Written instruction: Each line of the listing that contains the word "Rufous" is to be copied.

Rows:
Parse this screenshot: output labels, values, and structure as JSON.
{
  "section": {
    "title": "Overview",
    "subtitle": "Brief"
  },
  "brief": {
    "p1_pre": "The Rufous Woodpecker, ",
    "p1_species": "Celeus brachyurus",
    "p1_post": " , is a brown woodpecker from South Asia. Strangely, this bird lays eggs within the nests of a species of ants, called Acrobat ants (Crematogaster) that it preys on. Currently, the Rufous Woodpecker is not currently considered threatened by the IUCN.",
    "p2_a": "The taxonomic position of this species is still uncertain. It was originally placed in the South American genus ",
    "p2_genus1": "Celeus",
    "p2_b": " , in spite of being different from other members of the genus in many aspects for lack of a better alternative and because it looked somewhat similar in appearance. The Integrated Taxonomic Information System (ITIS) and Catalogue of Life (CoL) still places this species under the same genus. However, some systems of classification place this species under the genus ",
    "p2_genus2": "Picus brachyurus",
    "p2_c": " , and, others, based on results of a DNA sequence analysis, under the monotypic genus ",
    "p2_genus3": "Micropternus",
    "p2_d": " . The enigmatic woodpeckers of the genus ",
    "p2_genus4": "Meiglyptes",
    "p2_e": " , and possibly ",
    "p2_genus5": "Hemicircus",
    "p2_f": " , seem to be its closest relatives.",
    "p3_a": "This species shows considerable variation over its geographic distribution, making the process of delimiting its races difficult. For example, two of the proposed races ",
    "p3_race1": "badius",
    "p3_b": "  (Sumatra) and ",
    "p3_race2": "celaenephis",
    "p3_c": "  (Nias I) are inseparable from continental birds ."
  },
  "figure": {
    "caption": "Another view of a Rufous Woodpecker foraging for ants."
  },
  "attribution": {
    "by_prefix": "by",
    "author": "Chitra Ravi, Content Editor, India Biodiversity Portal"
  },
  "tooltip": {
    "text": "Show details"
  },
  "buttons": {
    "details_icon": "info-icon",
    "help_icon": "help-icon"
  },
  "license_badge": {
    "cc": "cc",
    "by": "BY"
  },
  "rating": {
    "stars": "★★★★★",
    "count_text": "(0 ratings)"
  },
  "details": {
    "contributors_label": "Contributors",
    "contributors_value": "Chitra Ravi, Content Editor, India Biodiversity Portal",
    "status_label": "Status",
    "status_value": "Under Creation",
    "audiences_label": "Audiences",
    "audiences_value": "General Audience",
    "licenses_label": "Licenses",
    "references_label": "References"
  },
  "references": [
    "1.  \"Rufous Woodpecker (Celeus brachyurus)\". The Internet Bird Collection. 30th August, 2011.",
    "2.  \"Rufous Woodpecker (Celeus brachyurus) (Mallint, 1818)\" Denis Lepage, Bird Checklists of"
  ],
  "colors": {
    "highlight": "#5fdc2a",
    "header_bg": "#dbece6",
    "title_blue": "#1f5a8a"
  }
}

Right answer:
    "p1_pre": "The Rufous Woodpecker, ",
    "p1_post": " , is a brown woodpecker from South Asia. Strangely, this bird lays eggs within the nests of a species of ants, called Acrobat ants (Crematogaster) that it preys on. Currently, the Rufous Woodpecker is not currently considered threatened by the IUCN.",
    "caption": "Another view of a Rufous Woodpecker foraging for ants."
    "1.  \"Rufous Woodpecker (Celeus brachyurus)\". The Internet Bird Collection. 30th August, 2011.",
    "2.  \"Rufous Woodpecker (Celeus brachyurus) (Mallint, 1818)\" Denis Lepage, Bird Checklists of"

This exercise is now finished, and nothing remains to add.